» Stated task
Locate the string "name" throughout the material and copy every line in which it occurs.

» Recorded information
· · ·
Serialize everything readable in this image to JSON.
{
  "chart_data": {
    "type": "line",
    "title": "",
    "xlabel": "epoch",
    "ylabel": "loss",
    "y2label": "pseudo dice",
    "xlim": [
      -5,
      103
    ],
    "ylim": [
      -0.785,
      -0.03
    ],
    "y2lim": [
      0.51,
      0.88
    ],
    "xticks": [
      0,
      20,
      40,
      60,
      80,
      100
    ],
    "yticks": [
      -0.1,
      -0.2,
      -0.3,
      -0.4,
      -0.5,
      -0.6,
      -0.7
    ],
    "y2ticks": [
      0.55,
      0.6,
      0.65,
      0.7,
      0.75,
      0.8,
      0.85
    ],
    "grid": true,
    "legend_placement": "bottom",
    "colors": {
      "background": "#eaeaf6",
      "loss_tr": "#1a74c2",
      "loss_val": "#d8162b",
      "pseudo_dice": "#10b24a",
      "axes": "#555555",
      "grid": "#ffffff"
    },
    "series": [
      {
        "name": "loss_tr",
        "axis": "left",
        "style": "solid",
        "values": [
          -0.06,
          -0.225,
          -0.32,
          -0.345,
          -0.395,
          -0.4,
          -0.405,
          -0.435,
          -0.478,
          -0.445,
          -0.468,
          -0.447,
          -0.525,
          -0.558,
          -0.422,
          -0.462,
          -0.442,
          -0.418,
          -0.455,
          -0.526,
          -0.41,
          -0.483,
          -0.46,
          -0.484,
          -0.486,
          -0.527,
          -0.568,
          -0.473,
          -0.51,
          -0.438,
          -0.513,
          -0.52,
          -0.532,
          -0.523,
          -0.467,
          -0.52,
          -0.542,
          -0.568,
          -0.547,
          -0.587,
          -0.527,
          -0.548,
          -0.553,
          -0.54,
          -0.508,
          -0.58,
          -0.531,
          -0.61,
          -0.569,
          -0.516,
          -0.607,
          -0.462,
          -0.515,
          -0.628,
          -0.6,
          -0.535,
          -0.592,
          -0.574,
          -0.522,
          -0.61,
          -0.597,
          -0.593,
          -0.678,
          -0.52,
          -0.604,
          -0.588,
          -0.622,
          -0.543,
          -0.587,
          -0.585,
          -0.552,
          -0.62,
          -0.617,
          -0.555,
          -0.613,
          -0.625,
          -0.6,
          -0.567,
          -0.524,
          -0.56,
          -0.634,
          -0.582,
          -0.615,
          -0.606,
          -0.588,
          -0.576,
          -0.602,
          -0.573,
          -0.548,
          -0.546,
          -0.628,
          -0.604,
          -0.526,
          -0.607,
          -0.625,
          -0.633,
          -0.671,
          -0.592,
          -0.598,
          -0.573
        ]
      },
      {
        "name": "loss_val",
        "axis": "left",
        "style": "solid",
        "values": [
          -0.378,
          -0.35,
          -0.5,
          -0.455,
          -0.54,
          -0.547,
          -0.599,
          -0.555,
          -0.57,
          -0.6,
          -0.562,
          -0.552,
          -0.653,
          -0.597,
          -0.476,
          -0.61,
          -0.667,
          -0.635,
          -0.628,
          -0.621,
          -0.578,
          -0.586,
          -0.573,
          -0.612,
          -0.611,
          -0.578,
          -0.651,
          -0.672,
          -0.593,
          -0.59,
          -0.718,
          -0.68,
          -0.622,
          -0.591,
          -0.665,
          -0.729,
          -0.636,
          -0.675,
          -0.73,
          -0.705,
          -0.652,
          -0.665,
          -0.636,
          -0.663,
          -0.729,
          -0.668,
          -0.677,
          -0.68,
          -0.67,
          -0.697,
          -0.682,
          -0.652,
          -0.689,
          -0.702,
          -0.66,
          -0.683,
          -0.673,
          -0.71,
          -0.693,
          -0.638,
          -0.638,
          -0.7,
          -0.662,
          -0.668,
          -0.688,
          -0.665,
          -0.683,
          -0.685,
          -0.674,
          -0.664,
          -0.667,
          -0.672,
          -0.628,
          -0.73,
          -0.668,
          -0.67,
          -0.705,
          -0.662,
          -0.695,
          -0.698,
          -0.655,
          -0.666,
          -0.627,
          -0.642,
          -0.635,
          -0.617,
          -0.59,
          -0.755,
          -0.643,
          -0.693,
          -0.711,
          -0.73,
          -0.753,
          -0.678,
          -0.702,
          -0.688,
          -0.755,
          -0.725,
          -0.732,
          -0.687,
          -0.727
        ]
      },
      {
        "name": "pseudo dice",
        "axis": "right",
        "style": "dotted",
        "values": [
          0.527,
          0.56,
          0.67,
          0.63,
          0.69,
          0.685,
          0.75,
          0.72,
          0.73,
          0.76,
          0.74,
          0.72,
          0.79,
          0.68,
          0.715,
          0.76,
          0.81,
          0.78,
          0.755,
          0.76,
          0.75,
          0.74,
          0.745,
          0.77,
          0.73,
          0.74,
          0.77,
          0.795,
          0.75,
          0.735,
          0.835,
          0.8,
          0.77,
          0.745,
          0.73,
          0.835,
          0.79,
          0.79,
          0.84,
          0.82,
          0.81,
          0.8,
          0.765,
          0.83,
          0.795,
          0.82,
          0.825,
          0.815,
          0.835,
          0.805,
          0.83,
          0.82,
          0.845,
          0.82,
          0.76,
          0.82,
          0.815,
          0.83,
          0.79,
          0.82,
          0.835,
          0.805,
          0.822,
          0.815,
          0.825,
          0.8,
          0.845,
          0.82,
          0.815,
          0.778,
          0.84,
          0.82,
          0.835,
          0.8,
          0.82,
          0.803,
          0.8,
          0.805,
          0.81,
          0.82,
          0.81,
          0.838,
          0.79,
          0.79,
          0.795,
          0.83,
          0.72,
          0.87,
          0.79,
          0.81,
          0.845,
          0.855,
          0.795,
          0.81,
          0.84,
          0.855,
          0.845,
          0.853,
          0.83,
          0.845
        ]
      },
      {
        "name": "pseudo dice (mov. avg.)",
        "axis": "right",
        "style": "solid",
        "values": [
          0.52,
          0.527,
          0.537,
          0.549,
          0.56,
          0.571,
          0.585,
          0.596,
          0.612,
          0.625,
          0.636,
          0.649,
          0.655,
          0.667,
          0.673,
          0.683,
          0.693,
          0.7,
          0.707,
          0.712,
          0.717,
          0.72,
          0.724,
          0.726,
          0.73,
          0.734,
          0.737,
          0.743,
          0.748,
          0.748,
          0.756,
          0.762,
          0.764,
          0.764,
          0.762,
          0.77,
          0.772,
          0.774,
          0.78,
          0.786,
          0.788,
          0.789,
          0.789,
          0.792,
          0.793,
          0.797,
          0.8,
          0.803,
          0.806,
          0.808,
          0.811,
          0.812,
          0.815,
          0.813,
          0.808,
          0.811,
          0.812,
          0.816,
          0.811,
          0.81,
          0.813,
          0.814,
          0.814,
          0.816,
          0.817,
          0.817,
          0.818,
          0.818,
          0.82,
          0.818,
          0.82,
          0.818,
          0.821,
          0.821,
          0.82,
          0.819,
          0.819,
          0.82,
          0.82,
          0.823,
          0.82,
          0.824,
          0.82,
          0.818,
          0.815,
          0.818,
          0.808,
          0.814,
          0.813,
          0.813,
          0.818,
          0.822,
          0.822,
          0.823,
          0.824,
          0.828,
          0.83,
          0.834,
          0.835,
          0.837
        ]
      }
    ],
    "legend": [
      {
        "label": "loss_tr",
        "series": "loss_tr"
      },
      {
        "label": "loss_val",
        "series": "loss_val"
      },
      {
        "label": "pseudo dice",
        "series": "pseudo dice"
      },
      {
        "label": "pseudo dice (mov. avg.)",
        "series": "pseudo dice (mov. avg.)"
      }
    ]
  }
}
· · ·
» Full solution
        "name": "loss_tr",
        "name": "loss_val",
        "name": "pseudo dice",
        "name": "pseudo dice (mov. avg.)",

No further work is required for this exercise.